All of the data should be output character for character, except the pictures.

MATERIAL PROVIDED ::
☆ ☆ ☆

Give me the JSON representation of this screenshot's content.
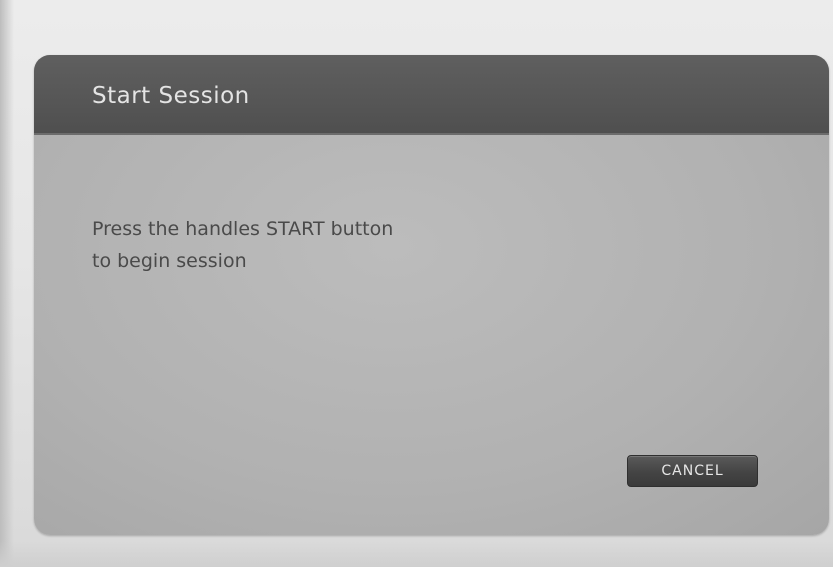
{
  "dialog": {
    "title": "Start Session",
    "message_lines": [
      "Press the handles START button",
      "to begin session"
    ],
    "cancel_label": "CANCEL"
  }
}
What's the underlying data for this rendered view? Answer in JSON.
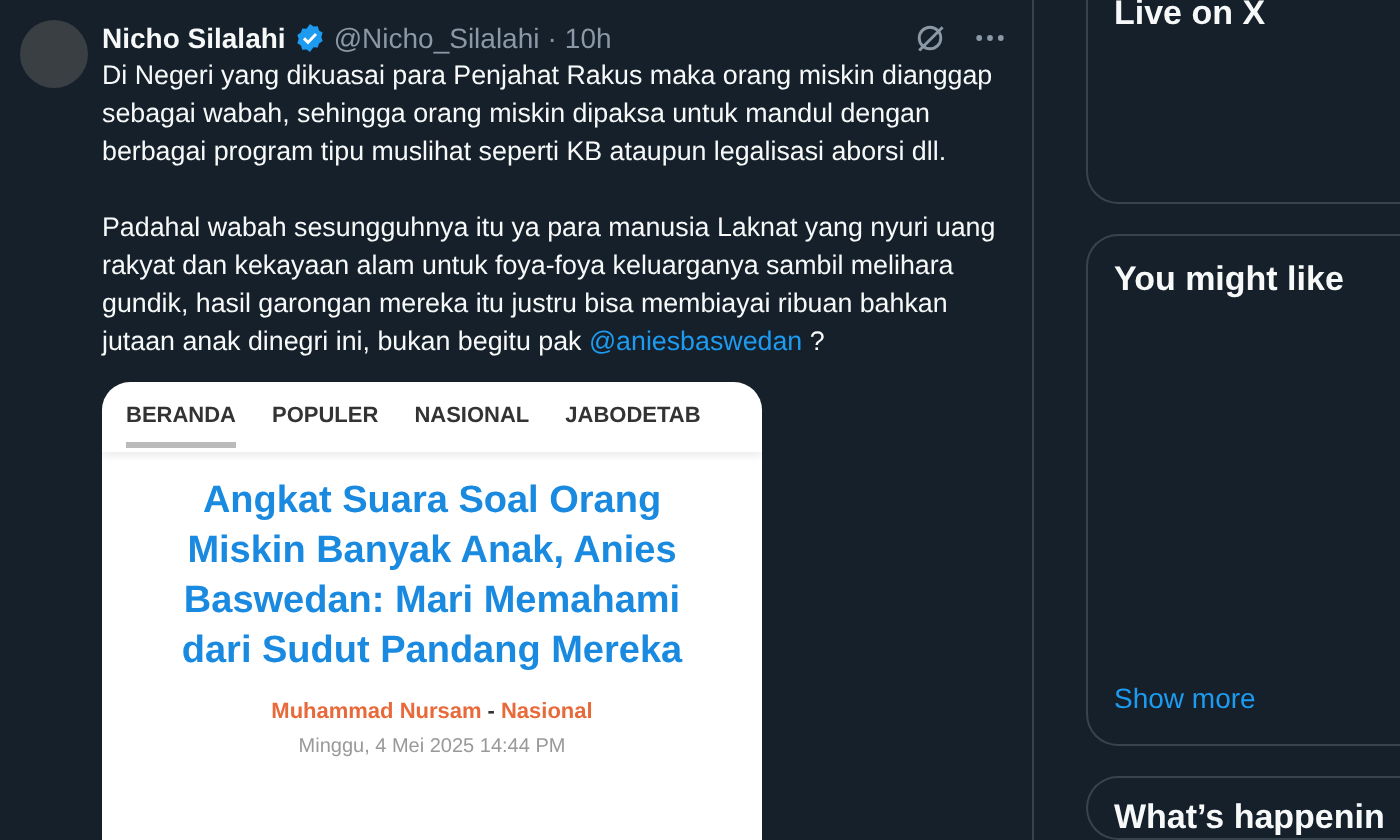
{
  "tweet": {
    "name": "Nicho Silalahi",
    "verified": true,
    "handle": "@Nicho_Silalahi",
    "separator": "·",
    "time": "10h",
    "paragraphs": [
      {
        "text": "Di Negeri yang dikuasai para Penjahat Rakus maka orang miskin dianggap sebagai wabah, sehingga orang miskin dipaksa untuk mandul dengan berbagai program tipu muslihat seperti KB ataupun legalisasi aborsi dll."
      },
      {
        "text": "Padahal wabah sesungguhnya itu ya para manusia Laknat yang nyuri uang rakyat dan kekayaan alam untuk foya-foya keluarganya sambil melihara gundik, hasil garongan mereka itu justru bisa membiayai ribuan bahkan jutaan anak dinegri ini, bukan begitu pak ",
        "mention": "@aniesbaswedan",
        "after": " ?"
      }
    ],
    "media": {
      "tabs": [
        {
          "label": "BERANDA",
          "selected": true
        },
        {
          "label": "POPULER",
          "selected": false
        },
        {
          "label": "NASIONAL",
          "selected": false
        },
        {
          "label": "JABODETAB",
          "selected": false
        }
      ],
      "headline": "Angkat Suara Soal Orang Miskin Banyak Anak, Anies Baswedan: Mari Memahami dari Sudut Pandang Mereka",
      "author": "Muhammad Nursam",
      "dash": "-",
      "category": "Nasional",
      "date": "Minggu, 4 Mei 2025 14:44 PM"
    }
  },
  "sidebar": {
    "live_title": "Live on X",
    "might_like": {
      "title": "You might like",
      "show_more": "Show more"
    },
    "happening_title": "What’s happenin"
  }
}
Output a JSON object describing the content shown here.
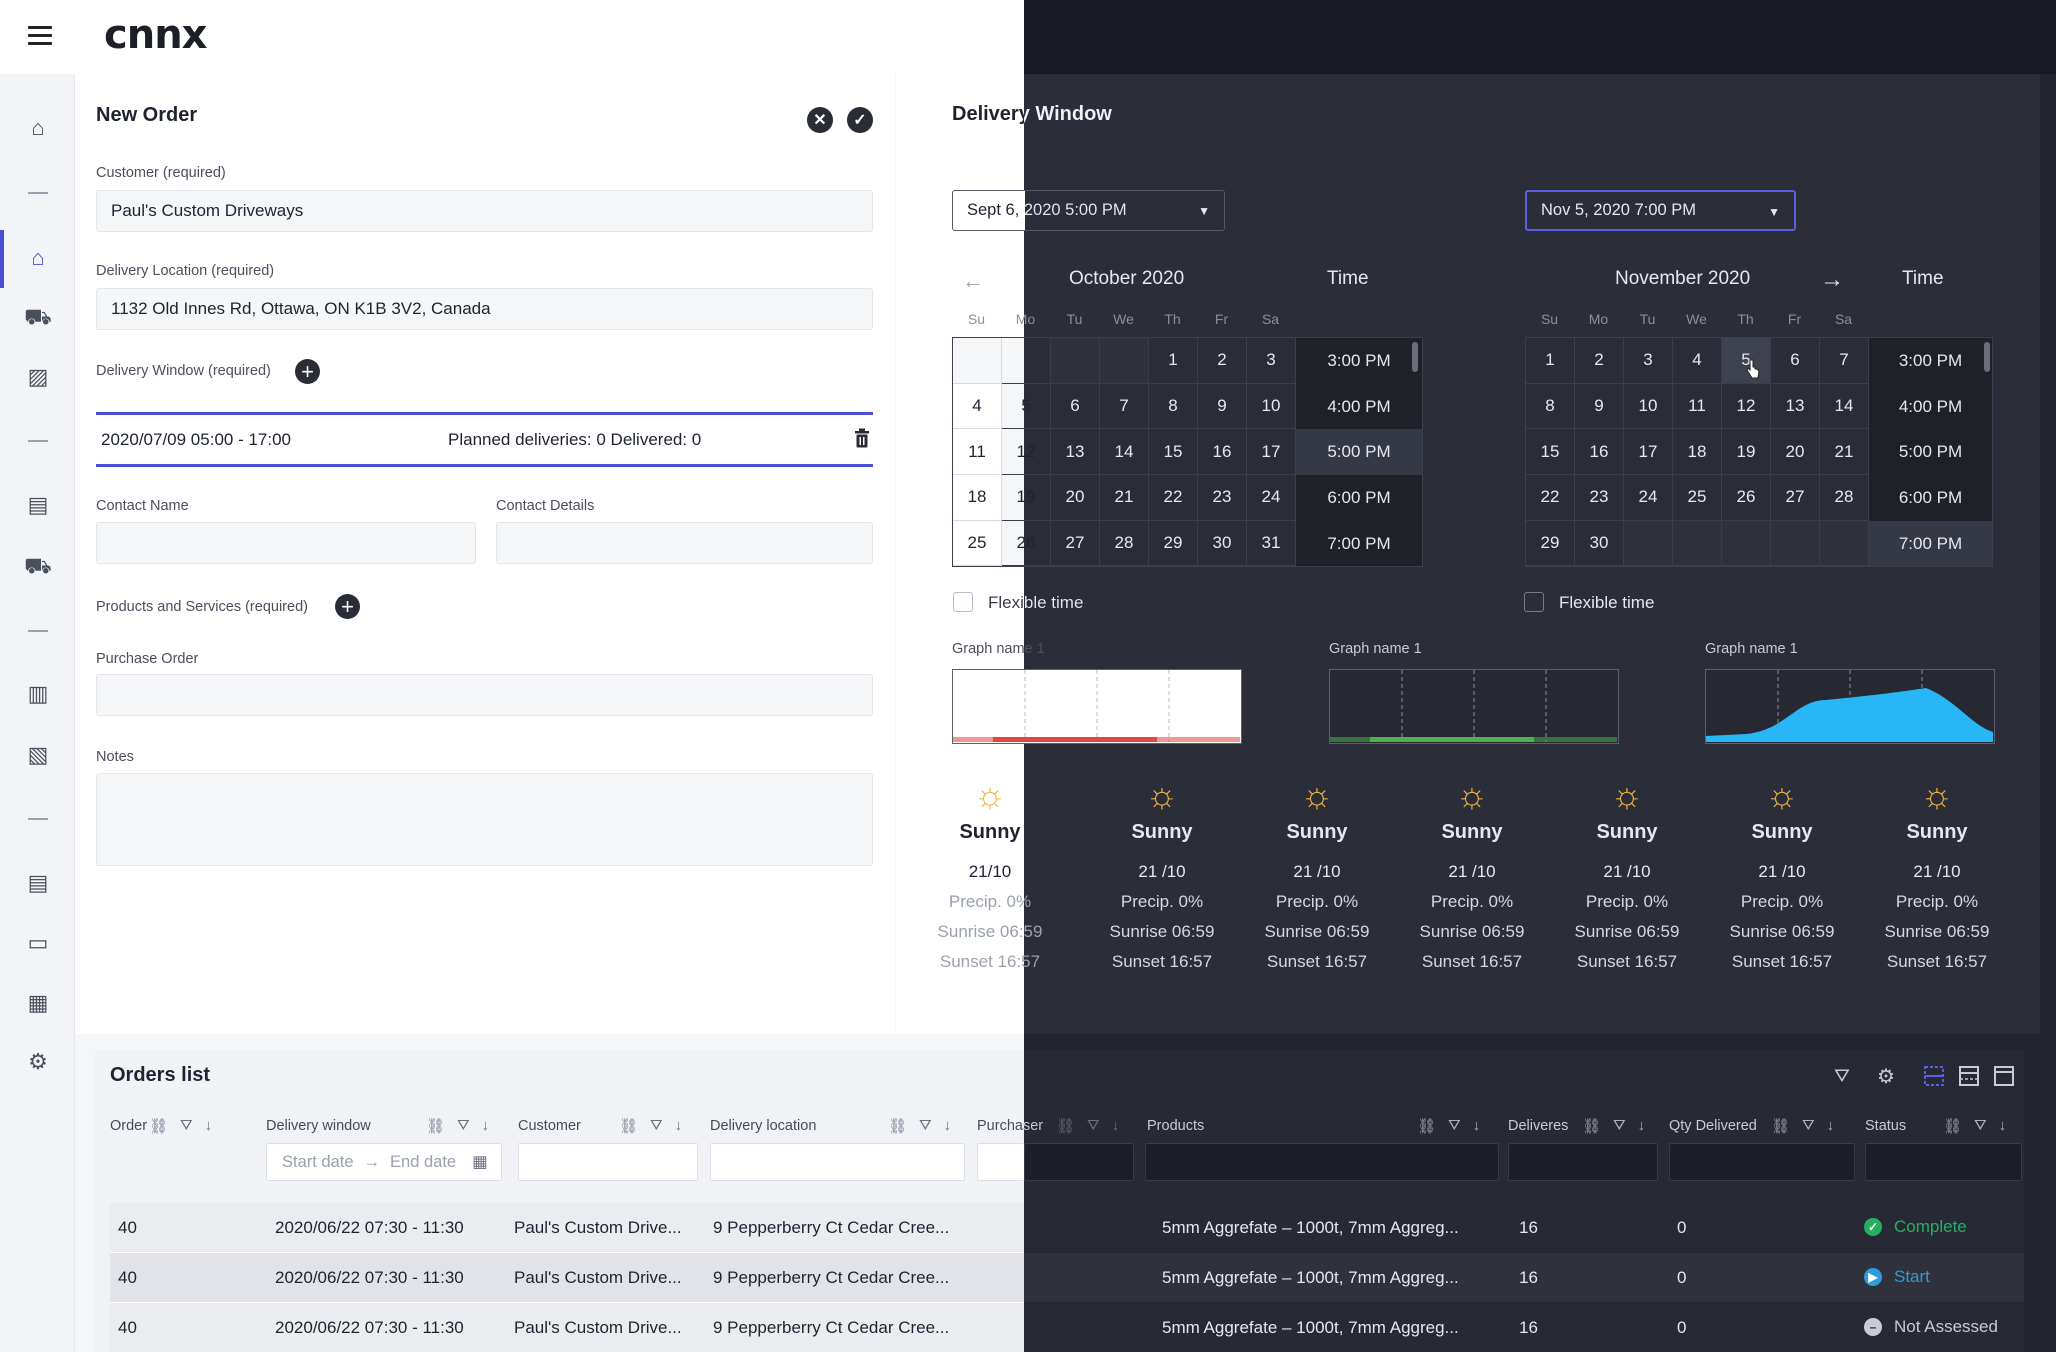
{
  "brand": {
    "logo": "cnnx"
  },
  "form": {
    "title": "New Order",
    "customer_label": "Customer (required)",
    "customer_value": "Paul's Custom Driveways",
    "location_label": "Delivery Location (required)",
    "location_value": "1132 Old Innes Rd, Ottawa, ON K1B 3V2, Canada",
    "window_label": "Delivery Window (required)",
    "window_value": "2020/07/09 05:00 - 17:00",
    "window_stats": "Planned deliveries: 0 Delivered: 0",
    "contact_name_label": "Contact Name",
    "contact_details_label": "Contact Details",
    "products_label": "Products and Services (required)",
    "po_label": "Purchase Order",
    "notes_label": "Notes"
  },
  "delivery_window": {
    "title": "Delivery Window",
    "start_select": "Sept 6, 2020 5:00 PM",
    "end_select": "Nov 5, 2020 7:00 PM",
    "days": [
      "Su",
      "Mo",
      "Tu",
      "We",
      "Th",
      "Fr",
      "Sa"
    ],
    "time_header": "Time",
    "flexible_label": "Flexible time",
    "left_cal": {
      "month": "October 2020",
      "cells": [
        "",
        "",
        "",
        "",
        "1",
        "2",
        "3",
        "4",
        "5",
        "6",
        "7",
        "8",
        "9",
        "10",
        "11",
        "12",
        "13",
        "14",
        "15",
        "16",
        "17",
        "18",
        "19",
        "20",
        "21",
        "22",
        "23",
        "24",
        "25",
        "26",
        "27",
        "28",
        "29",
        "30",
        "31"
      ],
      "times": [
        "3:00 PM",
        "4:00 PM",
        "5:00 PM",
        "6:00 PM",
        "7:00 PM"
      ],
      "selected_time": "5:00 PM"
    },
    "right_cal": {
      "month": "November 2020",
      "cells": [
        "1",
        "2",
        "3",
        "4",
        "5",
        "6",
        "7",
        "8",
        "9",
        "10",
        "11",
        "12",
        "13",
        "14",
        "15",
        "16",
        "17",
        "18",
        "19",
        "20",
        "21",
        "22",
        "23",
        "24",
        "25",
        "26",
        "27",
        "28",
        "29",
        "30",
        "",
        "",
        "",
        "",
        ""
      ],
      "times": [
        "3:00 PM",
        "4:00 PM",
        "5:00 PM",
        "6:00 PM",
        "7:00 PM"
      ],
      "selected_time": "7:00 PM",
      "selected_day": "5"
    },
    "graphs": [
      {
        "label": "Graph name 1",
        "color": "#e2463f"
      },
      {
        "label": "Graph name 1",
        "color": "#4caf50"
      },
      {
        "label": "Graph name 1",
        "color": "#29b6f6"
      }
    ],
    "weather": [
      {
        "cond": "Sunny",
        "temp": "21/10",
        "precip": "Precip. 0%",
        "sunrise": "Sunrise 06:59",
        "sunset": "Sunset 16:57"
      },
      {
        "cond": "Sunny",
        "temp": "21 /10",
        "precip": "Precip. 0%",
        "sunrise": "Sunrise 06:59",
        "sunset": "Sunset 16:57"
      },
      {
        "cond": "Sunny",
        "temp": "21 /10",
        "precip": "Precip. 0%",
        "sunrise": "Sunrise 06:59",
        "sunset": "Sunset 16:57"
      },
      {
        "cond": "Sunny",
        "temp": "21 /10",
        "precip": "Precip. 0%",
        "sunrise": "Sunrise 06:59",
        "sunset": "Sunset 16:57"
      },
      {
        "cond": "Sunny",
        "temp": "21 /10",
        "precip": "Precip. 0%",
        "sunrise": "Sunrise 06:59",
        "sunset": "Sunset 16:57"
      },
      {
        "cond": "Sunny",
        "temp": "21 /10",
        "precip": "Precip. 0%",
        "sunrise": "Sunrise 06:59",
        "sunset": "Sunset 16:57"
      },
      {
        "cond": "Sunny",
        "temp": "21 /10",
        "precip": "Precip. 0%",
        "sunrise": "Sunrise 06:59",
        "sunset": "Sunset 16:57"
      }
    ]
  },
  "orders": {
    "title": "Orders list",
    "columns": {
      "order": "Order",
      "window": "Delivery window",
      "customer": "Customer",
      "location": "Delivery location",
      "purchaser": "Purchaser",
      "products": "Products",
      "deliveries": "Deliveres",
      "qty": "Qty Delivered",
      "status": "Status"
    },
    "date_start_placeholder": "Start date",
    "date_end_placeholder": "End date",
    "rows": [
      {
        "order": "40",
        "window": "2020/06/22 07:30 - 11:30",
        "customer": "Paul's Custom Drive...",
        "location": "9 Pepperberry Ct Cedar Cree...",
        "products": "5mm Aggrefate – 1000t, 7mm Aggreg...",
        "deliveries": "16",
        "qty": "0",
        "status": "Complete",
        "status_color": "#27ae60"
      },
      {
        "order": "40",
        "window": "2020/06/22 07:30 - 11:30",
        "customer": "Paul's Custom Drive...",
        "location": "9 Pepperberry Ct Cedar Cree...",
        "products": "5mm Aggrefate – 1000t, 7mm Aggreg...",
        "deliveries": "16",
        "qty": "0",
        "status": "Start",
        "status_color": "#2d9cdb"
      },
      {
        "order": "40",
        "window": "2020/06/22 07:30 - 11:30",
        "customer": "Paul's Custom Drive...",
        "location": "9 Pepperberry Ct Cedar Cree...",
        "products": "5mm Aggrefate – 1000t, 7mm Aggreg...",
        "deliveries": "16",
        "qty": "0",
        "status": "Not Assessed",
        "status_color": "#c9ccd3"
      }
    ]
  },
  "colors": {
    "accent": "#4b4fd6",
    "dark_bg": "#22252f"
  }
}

☆ ☆ ☆

REPLY TO THE TASK ::
Give me the JSON representation of this screenshot's content.
{
  "dialog": {
    "title": "Start Session",
    "message_lines": [
      "Press the handles START button",
      "to begin session"
    ],
    "cancel_label": "CANCEL"
  }
}
What's the underlying data for this rendered view? Answer in JSON.
{
  "tweet": {
    "name": "Nicho Silalahi",
    "verified": true,
    "handle": "@Nicho_Silalahi",
    "separator": "·",
    "time": "10h",
    "paragraphs": [
      {
        "text": "Di Negeri yang dikuasai para Penjahat Rakus maka orang miskin dianggap sebagai wabah, sehingga orang miskin dipaksa untuk mandul dengan berbagai program tipu muslihat seperti KB ataupun legalisasi aborsi dll."
      },
      {
        "text": "Padahal wabah sesungguhnya itu ya para manusia Laknat yang nyuri uang rakyat dan kekayaan alam untuk foya-foya keluarganya sambil melihara gundik, hasil garongan mereka itu justru bisa membiayai ribuan bahkan jutaan anak dinegri ini, bukan begitu pak ",
        "mention": "@aniesbaswedan",
        "after": " ?"
      }
    ],
    "media": {
      "tabs": [
        {
          "label": "BERANDA",
          "selected": true
        },
        {
          "label": "POPULER",
          "selected": false
        },
        {
          "label": "NASIONAL",
          "selected": false
        },
        {
          "label": "JABODETAB",
          "selected": false
        }
      ],
      "headline": "Angkat Suara Soal Orang Miskin Banyak Anak, Anies Baswedan: Mari Memahami dari Sudut Pandang Mereka",
      "author": "Muhammad Nursam",
      "dash": "-",
      "category": "Nasional",
      "date": "Minggu, 4 Mei 2025 14:44 PM"
    }
  },
  "sidebar": {
    "live_title": "Live on X",
    "might_like": {
      "title": "You might like",
      "show_more": "Show more"
    },
    "happening_title": "What’s happenin"
  }
}
Output a JSON object describing the content shown here.
{
  "brand": {
    "logo": "cnnx"
  },
  "form": {
    "title": "New Order",
    "customer_label": "Customer (required)",
    "customer_value": "Paul's Custom Driveways",
    "location_label": "Delivery Location (required)",
    "location_value": "1132 Old Innes Rd, Ottawa, ON K1B 3V2, Canada",
    "window_label": "Delivery Window (required)",
    "window_value": "2020/07/09 05:00 - 17:00",
    "window_stats": "Planned deliveries: 0 Delivered: 0",
    "contact_name_label": "Contact Name",
    "contact_details_label": "Contact Details",
    "products_label": "Products and Services (required)",
    "po_label": "Purchase Order",
    "notes_label": "Notes"
  },
  "delivery_window": {
    "title": "Delivery Window",
    "start_select": "Sept 6, 2020 5:00 PM",
    "end_select": "Nov 5, 2020 7:00 PM",
    "days": [
      "Su",
      "Mo",
      "Tu",
      "We",
      "Th",
      "Fr",
      "Sa"
    ],
    "time_header": "Time",
    "flexible_label": "Flexible time",
    "left_cal": {
      "month": "October 2020",
      "cells": [
        "",
        "",
        "",
        "",
        "1",
        "2",
        "3",
        "4",
        "5",
        "6",
        "7",
        "8",
        "9",
        "10",
        "11",
        "12",
        "13",
        "14",
        "15",
        "16",
        "17",
        "18",
        "19",
        "20",
        "21",
        "22",
        "23",
        "24",
        "25",
        "26",
        "27",
        "28",
        "29",
        "30",
        "31"
      ],
      "times": [
        "3:00 PM",
        "4:00 PM",
        "5:00 PM",
        "6:00 PM",
        "7:00 PM"
      ],
      "selected_time": "5:00 PM"
    },
    "right_cal": {
      "month": "November 2020",
      "cells": [
        "1",
        "2",
        "3",
        "4",
        "5",
        "6",
        "7",
        "8",
        "9",
        "10",
        "11",
        "12",
        "13",
        "14",
        "15",
        "16",
        "17",
        "18",
        "19",
        "20",
        "21",
        "22",
        "23",
        "24",
        "25",
        "26",
        "27",
        "28",
        "29",
        "30",
        "",
        "",
        "",
        "",
        ""
      ],
      "times": [
        "3:00 PM",
        "4:00 PM",
        "5:00 PM",
        "6:00 PM",
        "7:00 PM"
      ],
      "selected_time": "7:00 PM",
      "selected_day": "5"
    },
    "graphs": [
      {
        "label": "Graph name 1",
        "color": "#e2463f"
      },
      {
        "label": "Graph name 1",
        "color": "#4caf50"
      },
      {
        "label": "Graph name 1",
        "color": "#29b6f6"
      }
    ],
    "weather": [
      {
        "cond": "Sunny",
        "temp": "21/10",
        "precip": "Precip. 0%",
        "sunrise": "Sunrise 06:59",
        "sunset": "Sunset 16:57"
      },
      {
        "cond": "Sunny",
        "temp": "21 /10",
        "precip": "Precip. 0%",
        "sunrise": "Sunrise 06:59",
        "sunset": "Sunset 16:57"
      },
      {
        "cond": "Sunny",
        "temp": "21 /10",
        "precip": "Precip. 0%",
        "sunrise": "Sunrise 06:59",
        "sunset": "Sunset 16:57"
      },
      {
        "cond": "Sunny",
        "temp": "21 /10",
        "precip": "Precip. 0%",
        "sunrise": "Sunrise 06:59",
        "sunset": "Sunset 16:57"
      },
      {
        "cond": "Sunny",
        "temp": "21 /10",
        "precip": "Precip. 0%",
        "sunrise": "Sunrise 06:59",
        "sunset": "Sunset 16:57"
      },
      {
        "cond": "Sunny",
        "temp": "21 /10",
        "precip": "Precip. 0%",
        "sunrise": "Sunrise 06:59",
        "sunset": "Sunset 16:57"
      },
      {
        "cond": "Sunny",
        "temp": "21 /10",
        "precip": "Precip. 0%",
        "sunrise": "Sunrise 06:59",
        "sunset": "Sunset 16:57"
      }
    ]
  },
  "orders": {
    "title": "Orders list",
    "columns": {
      "order": "Order",
      "window": "Delivery window",
      "customer": "Customer",
      "location": "Delivery location",
      "purchaser": "Purchaser",
      "products": "Products",
      "deliveries": "Deliveres",
      "qty": "Qty Delivered",
      "status": "Status"
    },
    "date_start_placeholder": "Start date",
    "date_end_placeholder": "End date",
    "rows": [
      {
        "order": "40",
        "window": "2020/06/22 07:30 - 11:30",
        "customer": "Paul's Custom Drive...",
        "location": "9 Pepperberry Ct Cedar Cree...",
        "products": "5mm Aggrefate – 1000t, 7mm Aggreg...",
        "deliveries": "16",
        "qty": "0",
        "status": "Complete",
        "status_color": "#27ae60"
      },
      {
        "order": "40",
        "window": "2020/06/22 07:30 - 11:30",
        "customer": "Paul's Custom Drive...",
        "location": "9 Pepperberry Ct Cedar Cree...",
        "products": "5mm Aggrefate – 1000t, 7mm Aggreg...",
        "deliveries": "16",
        "qty": "0",
        "status": "Start",
        "status_color": "#2d9cdb"
      },
      {
        "order": "40",
        "window": "2020/06/22 07:30 - 11:30",
        "customer": "Paul's Custom Drive...",
        "location": "9 Pepperberry Ct Cedar Cree...",
        "products": "5mm Aggrefate – 1000t, 7mm Aggreg...",
        "deliveries": "16",
        "qty": "0",
        "status": "Not Assessed",
        "status_color": "#c9ccd3"
      }
    ]
  },
  "colors": {
    "accent": "#4b4fd6",
    "dark_bg": "#22252f"
  }
}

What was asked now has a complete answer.